• _GOAL OF THE EXERCISE_: In the entries below, find every line holding the string "naver" and collect it.

• _INFORMATION SHOWN_:

....

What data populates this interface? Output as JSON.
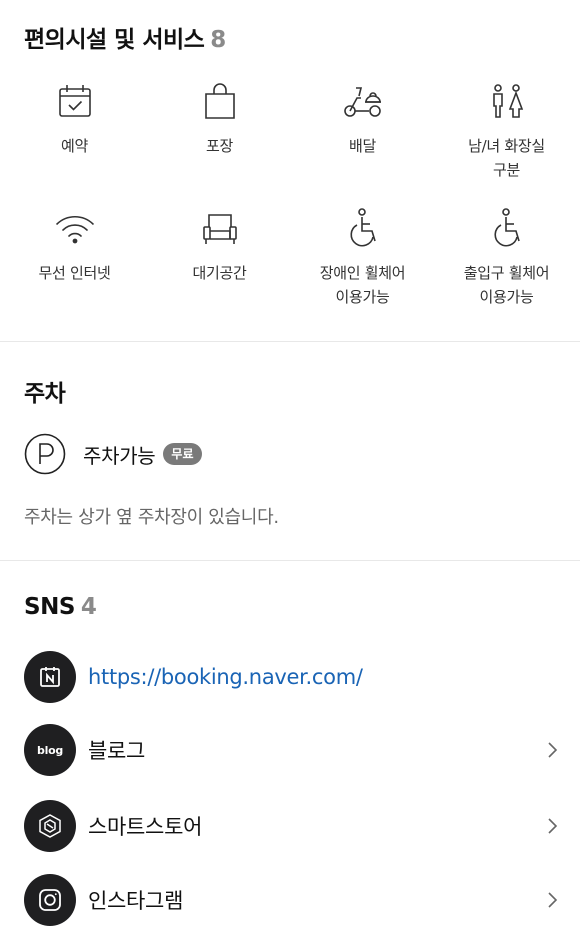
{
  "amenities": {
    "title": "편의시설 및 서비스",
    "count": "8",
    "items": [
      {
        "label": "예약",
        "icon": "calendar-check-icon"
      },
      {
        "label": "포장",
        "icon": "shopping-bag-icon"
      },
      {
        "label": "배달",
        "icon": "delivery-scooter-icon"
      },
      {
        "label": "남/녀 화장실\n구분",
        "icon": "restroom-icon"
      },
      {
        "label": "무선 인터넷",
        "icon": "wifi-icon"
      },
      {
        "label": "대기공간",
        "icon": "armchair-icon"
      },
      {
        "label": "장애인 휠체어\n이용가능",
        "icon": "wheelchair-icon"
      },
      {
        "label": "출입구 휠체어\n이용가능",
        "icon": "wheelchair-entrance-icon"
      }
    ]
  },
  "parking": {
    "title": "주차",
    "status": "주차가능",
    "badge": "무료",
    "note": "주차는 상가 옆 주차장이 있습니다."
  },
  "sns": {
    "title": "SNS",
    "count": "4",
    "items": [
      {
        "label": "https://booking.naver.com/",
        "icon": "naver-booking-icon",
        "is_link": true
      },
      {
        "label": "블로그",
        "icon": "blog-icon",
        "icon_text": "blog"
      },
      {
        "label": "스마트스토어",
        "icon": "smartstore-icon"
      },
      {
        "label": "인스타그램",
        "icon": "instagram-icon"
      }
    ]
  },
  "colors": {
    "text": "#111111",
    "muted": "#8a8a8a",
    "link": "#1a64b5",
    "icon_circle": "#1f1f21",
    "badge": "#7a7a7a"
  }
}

....

• _OUTPUT FOR THIS EXERCISE_:
        "label": "https://booking.naver.com/",
        "icon": "naver-booking-icon",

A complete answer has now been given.